**Goal**
In the listing below, locate the lines bearing the word "badge". Copy every one of them.

[Dataset entries on figures]

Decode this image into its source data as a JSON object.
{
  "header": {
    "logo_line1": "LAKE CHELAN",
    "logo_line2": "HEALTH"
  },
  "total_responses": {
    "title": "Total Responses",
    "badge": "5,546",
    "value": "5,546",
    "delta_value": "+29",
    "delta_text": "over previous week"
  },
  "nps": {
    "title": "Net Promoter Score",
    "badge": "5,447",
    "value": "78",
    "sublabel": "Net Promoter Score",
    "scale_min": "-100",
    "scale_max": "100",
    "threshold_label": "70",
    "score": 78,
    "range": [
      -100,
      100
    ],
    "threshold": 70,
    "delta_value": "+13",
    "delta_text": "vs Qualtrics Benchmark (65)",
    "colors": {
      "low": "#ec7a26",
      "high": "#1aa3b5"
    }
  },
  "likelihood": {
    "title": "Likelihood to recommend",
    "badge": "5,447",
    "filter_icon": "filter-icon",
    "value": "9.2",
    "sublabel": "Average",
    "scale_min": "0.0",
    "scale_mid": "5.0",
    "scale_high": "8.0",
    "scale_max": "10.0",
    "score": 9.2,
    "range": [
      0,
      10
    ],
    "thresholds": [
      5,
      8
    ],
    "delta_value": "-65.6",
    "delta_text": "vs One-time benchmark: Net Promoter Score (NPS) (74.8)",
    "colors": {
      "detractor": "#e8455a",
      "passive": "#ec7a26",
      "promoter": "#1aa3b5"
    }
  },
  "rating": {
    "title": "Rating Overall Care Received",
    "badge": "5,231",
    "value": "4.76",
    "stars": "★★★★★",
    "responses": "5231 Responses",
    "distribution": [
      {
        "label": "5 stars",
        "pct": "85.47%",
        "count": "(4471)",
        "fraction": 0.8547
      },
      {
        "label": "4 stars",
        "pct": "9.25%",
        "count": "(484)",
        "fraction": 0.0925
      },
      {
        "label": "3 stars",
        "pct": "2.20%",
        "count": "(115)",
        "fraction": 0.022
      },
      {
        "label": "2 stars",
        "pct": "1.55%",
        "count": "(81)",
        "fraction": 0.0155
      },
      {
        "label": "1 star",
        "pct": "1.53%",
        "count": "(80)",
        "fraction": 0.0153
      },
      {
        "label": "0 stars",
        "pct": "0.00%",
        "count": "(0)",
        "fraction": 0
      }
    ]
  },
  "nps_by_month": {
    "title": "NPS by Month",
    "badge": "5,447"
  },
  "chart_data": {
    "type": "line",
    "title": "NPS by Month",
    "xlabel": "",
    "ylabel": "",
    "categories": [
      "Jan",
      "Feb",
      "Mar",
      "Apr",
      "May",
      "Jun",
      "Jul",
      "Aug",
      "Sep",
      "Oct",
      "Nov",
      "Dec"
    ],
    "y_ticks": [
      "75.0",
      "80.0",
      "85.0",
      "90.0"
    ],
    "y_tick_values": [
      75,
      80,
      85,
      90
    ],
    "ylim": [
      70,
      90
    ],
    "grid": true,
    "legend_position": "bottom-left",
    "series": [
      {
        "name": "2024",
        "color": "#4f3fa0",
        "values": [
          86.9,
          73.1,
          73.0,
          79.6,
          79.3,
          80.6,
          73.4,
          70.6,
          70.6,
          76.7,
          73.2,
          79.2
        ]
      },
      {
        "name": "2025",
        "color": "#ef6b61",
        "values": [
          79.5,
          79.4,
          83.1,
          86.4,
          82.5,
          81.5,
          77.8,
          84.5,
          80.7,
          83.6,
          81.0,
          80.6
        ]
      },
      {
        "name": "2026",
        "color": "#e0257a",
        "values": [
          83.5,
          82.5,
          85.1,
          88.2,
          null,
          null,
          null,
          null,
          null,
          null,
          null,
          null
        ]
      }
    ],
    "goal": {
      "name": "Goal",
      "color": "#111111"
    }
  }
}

**Result for this exercise**
    "badge": "5,546",
    "badge": "5,447",
    "badge": "5,447",
    "badge": "5,231",
    "badge": "5,447"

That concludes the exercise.